◆ Your instructions
Each line below that contains "zijn" counts once; report the total and nothing more.

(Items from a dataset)
◇ ◇ ◇ ◇ ◇

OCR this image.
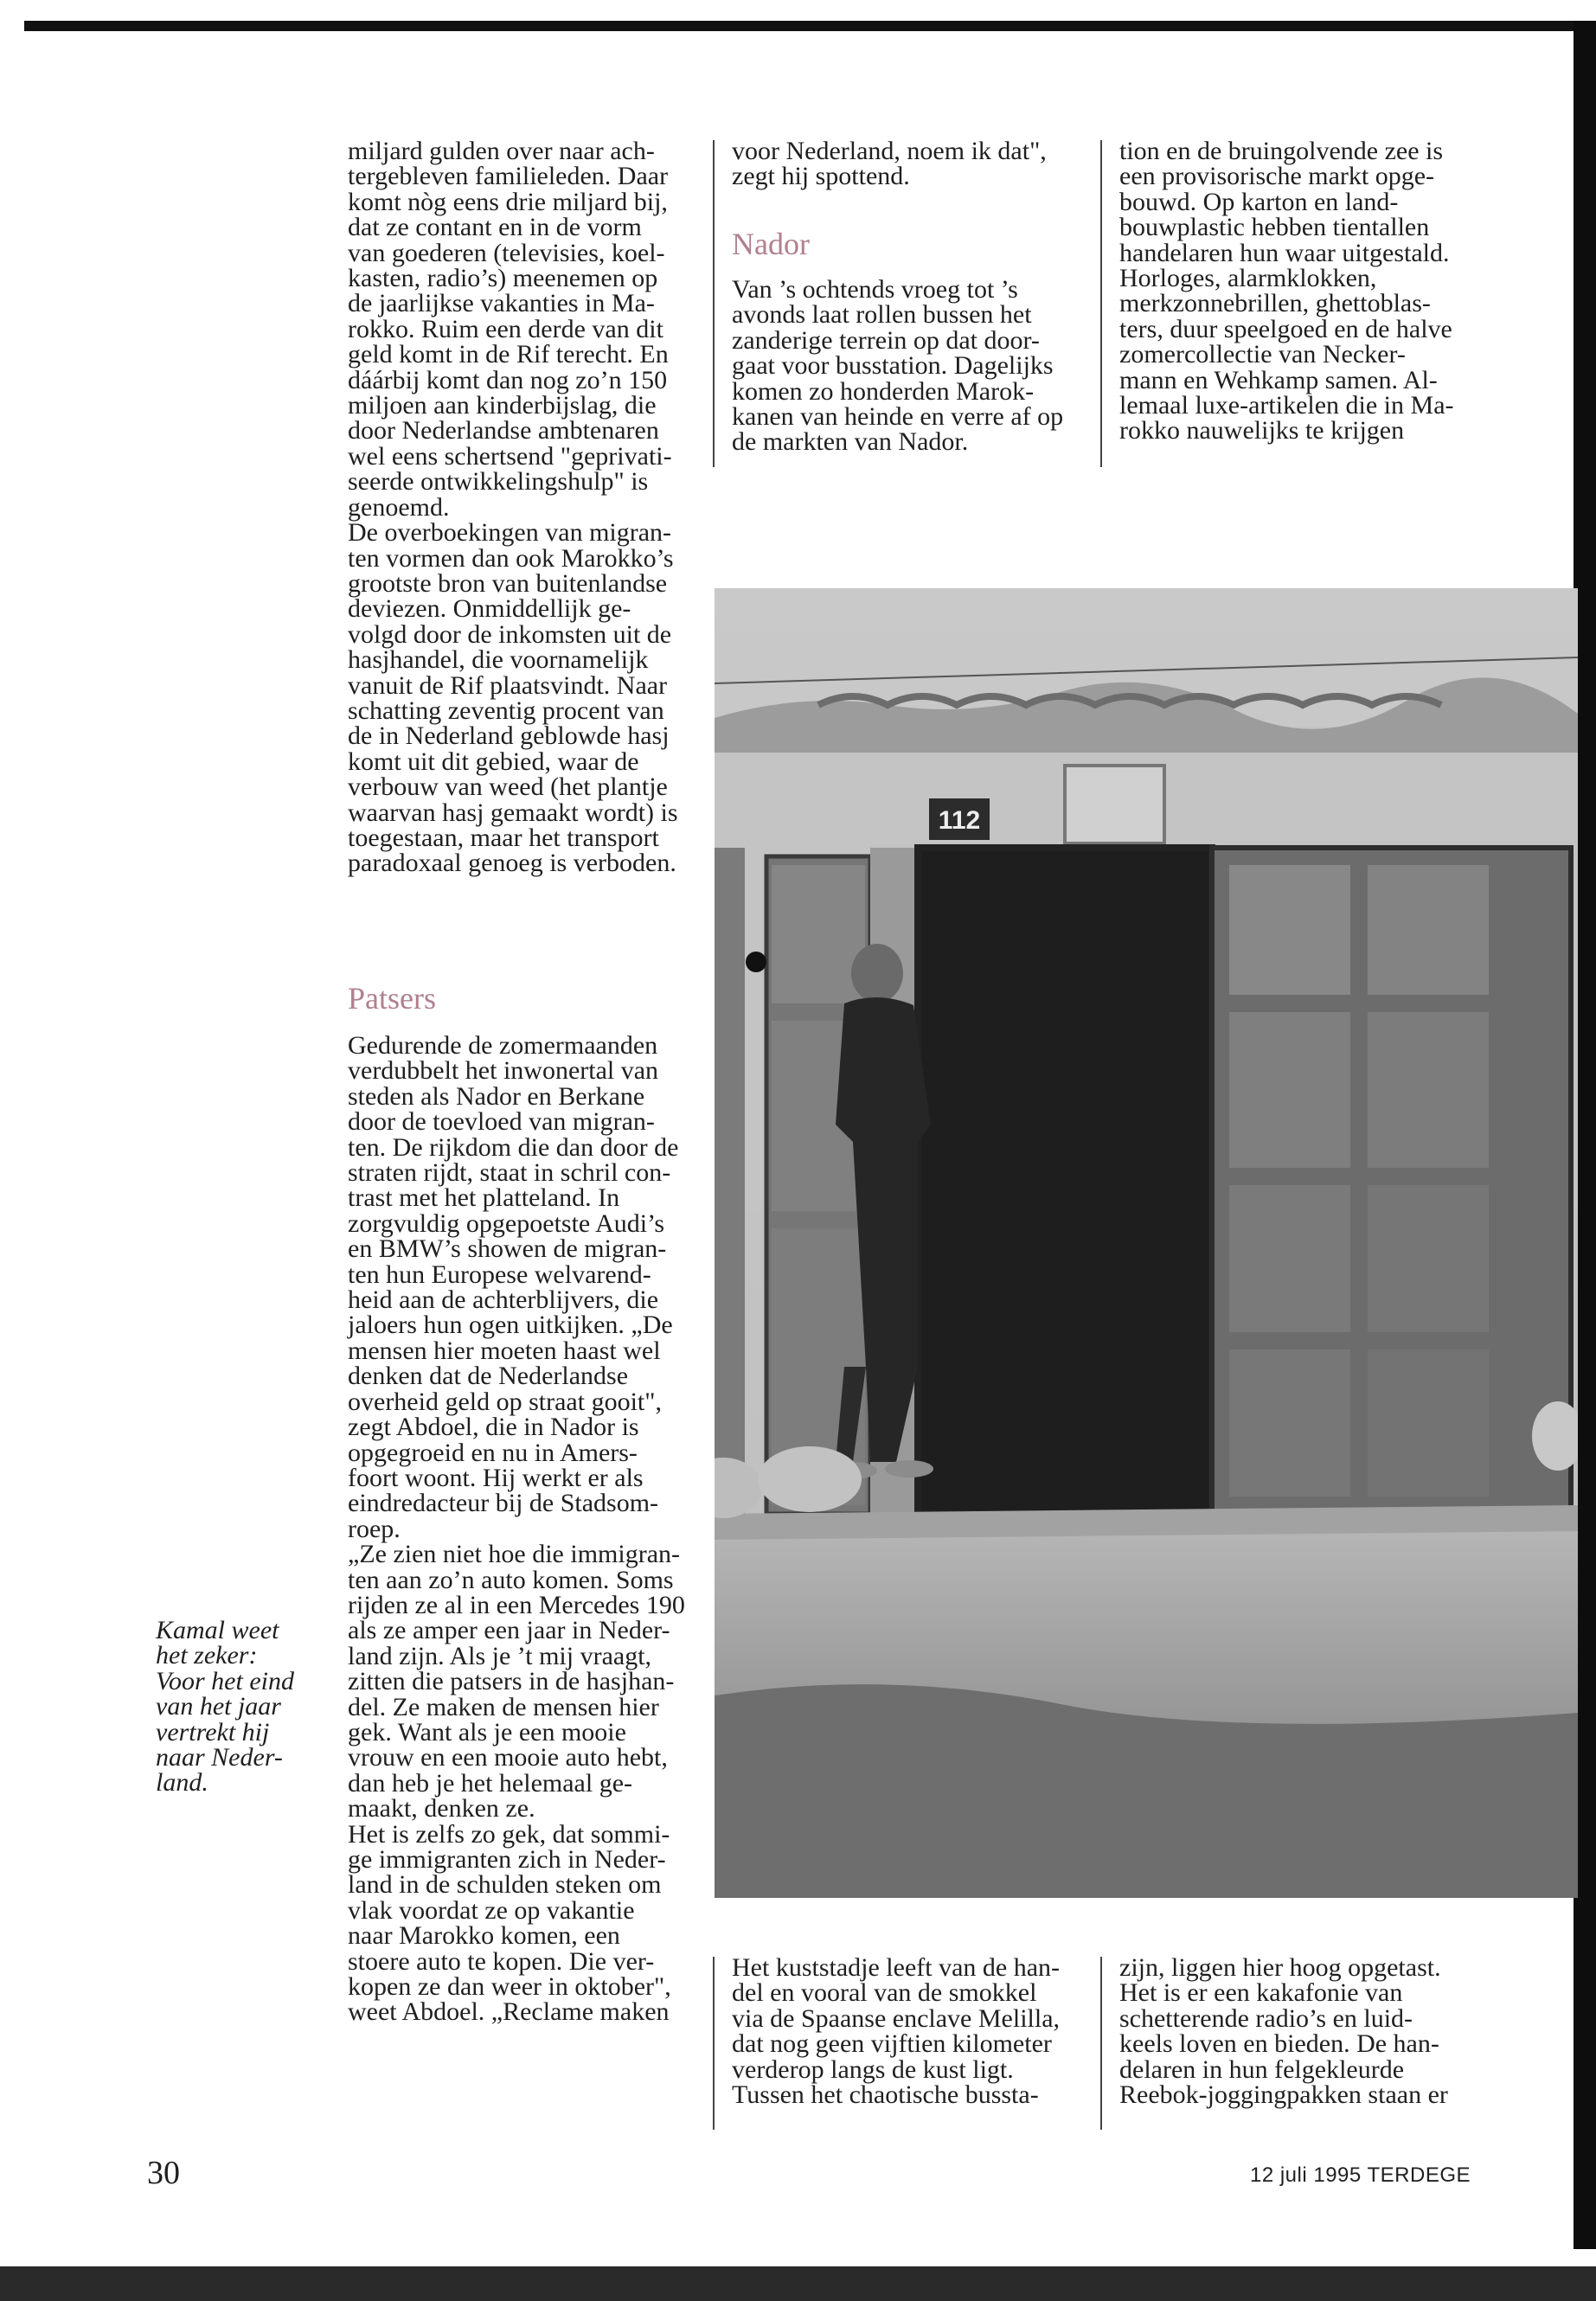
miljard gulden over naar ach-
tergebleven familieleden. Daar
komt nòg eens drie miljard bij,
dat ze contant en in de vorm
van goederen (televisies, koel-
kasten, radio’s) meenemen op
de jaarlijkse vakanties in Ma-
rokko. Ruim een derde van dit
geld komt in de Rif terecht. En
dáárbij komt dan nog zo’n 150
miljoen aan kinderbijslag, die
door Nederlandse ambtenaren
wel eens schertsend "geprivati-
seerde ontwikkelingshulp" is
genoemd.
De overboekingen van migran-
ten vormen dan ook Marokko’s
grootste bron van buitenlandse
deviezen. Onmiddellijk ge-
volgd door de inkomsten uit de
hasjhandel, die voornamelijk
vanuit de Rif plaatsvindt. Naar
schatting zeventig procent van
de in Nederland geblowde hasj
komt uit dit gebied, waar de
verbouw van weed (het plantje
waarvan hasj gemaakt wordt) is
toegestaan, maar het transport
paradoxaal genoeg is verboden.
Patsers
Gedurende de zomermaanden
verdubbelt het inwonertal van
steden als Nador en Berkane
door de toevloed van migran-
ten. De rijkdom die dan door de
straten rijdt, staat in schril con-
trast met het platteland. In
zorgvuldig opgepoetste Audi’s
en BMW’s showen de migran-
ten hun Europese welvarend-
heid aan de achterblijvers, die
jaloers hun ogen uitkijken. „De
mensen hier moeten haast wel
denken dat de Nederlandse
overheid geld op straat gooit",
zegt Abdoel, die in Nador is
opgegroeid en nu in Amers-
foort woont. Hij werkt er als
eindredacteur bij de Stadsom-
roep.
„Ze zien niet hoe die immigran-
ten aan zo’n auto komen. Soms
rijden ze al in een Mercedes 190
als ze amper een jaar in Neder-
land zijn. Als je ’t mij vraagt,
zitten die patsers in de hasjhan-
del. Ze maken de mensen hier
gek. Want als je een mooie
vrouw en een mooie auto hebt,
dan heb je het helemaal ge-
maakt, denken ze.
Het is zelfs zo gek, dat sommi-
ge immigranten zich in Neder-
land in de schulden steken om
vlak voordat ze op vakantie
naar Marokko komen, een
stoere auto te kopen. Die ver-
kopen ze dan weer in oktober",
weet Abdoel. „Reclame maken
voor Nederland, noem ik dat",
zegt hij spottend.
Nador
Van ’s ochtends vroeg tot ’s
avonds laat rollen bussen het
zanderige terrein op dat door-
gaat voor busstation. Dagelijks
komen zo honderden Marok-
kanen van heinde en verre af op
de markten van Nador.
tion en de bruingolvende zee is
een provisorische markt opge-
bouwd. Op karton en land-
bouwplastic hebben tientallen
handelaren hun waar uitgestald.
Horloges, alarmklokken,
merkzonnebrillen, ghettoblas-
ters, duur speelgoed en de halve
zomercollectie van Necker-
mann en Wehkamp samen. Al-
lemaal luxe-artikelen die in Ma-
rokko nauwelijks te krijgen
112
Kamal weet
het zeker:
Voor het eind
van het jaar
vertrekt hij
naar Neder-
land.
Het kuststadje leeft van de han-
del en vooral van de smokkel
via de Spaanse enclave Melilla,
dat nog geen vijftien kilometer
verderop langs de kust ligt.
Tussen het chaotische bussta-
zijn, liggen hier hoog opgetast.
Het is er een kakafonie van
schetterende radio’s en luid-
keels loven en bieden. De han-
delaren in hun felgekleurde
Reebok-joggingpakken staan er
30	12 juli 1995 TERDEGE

◇ ◇ ◇ ◇ ◇

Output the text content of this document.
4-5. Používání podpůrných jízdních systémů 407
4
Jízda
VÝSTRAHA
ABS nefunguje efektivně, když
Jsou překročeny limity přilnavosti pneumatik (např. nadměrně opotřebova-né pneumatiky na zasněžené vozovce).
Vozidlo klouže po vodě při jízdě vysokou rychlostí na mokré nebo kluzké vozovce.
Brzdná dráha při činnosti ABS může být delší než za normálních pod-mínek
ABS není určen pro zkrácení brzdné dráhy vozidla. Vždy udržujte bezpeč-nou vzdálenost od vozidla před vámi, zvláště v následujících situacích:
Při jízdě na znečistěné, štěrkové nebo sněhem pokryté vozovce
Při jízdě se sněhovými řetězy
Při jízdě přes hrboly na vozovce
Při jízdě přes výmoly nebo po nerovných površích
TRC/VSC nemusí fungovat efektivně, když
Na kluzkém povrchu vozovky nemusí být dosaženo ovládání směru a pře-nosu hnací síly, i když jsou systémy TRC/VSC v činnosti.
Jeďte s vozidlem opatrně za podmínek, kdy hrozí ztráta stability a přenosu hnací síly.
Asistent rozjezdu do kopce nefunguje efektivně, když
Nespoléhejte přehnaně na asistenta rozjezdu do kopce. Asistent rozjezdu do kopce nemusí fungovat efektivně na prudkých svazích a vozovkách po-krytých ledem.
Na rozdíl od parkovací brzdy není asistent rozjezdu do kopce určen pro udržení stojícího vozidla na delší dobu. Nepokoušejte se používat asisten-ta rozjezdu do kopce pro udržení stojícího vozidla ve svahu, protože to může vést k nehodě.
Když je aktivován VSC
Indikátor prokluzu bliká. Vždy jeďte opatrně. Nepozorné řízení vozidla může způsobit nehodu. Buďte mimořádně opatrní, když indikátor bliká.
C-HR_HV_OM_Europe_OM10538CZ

◇ ◇ ◇ ◇ ◇

◆ Response to the task
2